:: Records provided ::

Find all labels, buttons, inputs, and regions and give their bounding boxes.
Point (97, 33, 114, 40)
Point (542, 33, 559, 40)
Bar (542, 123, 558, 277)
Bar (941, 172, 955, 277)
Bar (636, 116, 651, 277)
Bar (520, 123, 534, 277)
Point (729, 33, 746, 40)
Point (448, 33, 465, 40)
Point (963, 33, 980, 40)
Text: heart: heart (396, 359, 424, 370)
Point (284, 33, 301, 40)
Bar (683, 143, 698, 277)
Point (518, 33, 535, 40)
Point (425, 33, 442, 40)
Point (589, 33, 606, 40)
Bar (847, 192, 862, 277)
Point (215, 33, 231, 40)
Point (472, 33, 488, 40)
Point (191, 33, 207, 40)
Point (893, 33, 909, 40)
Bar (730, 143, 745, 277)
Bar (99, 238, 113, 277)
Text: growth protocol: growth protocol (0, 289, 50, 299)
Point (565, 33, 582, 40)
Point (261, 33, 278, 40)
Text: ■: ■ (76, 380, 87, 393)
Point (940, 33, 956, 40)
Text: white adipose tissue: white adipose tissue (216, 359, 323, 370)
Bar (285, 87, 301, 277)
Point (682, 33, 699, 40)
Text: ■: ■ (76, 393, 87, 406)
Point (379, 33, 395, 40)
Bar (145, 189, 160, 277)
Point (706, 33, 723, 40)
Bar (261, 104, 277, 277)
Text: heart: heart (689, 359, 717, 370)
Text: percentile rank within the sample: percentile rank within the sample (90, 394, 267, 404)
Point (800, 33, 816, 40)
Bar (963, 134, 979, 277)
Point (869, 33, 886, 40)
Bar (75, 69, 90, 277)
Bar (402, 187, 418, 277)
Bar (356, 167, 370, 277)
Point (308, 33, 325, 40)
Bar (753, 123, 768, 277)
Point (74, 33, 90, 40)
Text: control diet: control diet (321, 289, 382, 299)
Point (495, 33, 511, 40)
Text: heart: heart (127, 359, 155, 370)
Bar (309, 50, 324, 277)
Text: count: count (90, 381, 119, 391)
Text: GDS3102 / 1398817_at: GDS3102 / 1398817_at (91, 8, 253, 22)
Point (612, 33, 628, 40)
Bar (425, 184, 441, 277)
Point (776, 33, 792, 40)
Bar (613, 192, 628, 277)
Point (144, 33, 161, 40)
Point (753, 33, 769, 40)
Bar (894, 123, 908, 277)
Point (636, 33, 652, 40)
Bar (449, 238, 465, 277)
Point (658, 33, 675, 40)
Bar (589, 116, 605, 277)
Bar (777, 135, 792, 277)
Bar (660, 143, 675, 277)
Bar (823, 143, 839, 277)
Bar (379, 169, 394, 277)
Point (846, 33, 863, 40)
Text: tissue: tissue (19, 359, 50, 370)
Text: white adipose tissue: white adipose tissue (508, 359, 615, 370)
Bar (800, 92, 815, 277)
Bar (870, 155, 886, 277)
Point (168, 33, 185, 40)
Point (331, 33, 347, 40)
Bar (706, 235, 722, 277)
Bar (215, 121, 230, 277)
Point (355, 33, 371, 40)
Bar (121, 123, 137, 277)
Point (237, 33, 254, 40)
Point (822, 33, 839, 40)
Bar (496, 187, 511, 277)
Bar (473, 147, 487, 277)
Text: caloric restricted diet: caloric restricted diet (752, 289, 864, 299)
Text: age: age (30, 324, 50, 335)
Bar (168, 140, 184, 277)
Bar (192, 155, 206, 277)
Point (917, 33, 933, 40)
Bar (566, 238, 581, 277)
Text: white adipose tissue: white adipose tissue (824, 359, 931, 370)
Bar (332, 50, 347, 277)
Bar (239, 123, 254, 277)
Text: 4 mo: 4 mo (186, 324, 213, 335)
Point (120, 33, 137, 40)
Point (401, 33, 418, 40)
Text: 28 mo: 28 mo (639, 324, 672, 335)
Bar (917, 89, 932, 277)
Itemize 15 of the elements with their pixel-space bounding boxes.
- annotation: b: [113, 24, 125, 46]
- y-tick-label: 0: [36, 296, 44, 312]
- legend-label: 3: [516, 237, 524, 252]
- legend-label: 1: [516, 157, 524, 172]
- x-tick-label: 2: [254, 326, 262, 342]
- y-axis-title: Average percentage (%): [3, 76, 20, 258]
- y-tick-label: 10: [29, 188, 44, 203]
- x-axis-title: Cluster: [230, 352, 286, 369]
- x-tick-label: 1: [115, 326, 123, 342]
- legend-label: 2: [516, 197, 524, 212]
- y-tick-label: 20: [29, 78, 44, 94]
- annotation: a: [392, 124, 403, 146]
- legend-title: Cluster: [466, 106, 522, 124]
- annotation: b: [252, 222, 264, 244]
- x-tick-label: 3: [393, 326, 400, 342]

:::

■ **Task requirements**: Could you echo every one of the lines above back word for word, without changing anything?

■ **Expected answer**:
Find all labels, buttons, inputs, and regions and give their bounding boxes.
Point (97, 33, 114, 40)
Point (542, 33, 559, 40)
Bar (542, 123, 558, 277)
Bar (941, 172, 955, 277)
Bar (636, 116, 651, 277)
Bar (520, 123, 534, 277)
Point (729, 33, 746, 40)
Point (448, 33, 465, 40)
Point (963, 33, 980, 40)
Text: heart: heart (396, 359, 424, 370)
Point (284, 33, 301, 40)
Bar (683, 143, 698, 277)
Point (518, 33, 535, 40)
Point (425, 33, 442, 40)
Point (589, 33, 606, 40)
Bar (847, 192, 862, 277)
Point (215, 33, 231, 40)
Point (472, 33, 488, 40)
Point (191, 33, 207, 40)
Point (893, 33, 909, 40)
Bar (730, 143, 745, 277)
Bar (99, 238, 113, 277)
Text: growth protocol: growth protocol (0, 289, 50, 299)
Point (565, 33, 582, 40)
Point (261, 33, 278, 40)
Text: ■: ■ (76, 380, 87, 393)
Point (940, 33, 956, 40)
Text: white adipose tissue: white adipose tissue (216, 359, 323, 370)
Bar (285, 87, 301, 277)
Point (682, 33, 699, 40)
Text: ■: ■ (76, 393, 87, 406)
Point (379, 33, 395, 40)
Bar (145, 189, 160, 277)
Point (706, 33, 723, 40)
Bar (261, 104, 277, 277)
Text: heart: heart (689, 359, 717, 370)
Text: percentile rank within the sample: percentile rank within the sample (90, 394, 267, 404)
Point (800, 33, 816, 40)
Bar (963, 134, 979, 277)
Point (869, 33, 886, 40)
Bar (75, 69, 90, 277)
Bar (402, 187, 418, 277)
Bar (356, 167, 370, 277)
Point (308, 33, 325, 40)
Bar (753, 123, 768, 277)
Point (74, 33, 90, 40)
Text: control diet: control diet (321, 289, 382, 299)
Point (495, 33, 511, 40)
Text: heart: heart (127, 359, 155, 370)
Bar (309, 50, 324, 277)
Text: count: count (90, 381, 119, 391)
Text: GDS3102 / 1398817_at: GDS3102 / 1398817_at (91, 8, 253, 22)
Point (612, 33, 628, 40)
Bar (425, 184, 441, 277)
Point (776, 33, 792, 40)
Bar (613, 192, 628, 277)
Point (144, 33, 161, 40)
Point (753, 33, 769, 40)
Bar (894, 123, 908, 277)
Point (636, 33, 652, 40)
Bar (449, 238, 465, 277)
Point (658, 33, 675, 40)
Bar (589, 116, 605, 277)
Bar (777, 135, 792, 277)
Bar (660, 143, 675, 277)
Bar (823, 143, 839, 277)
Bar (379, 169, 394, 277)
Point (846, 33, 863, 40)
Text: tissue: tissue (19, 359, 50, 370)
Text: white adipose tissue: white adipose tissue (508, 359, 615, 370)
Bar (800, 92, 815, 277)
Bar (870, 155, 886, 277)
Point (168, 33, 185, 40)
Point (331, 33, 347, 40)
Bar (706, 235, 722, 277)
Bar (215, 121, 230, 277)
Point (355, 33, 371, 40)
Bar (121, 123, 137, 277)
Point (237, 33, 254, 40)
Point (822, 33, 839, 40)
Bar (496, 187, 511, 277)
Bar (473, 147, 487, 277)
Text: caloric restricted diet: caloric restricted diet (752, 289, 864, 299)
Text: age: age (30, 324, 50, 335)
Bar (168, 140, 184, 277)
Bar (192, 155, 206, 277)
Point (917, 33, 933, 40)
Bar (566, 238, 581, 277)
Text: white adipose tissue: white adipose tissue (824, 359, 931, 370)
Bar (332, 50, 347, 277)
Bar (239, 123, 254, 277)
Text: 4 mo: 4 mo (186, 324, 213, 335)
Point (120, 33, 137, 40)
Point (401, 33, 418, 40)
Text: 28 mo: 28 mo (639, 324, 672, 335)
Bar (917, 89, 932, 277)
Itemize 15 of the elements with their pixel-space bounding boxes.
- annotation: b: [113, 24, 125, 46]
- y-tick-label: 0: [36, 296, 44, 312]
- legend-label: 3: [516, 237, 524, 252]
- legend-label: 1: [516, 157, 524, 172]
- x-tick-label: 2: [254, 326, 262, 342]
- y-axis-title: Average percentage (%): [3, 76, 20, 258]
- y-tick-label: 10: [29, 188, 44, 203]
- x-axis-title: Cluster: [230, 352, 286, 369]
- x-tick-label: 1: [115, 326, 123, 342]
- legend-label: 2: [516, 197, 524, 212]
- y-tick-label: 20: [29, 78, 44, 94]
- annotation: a: [392, 124, 403, 146]
- legend-title: Cluster: [466, 106, 522, 124]
- annotation: b: [252, 222, 264, 244]
- x-tick-label: 3: [393, 326, 400, 342]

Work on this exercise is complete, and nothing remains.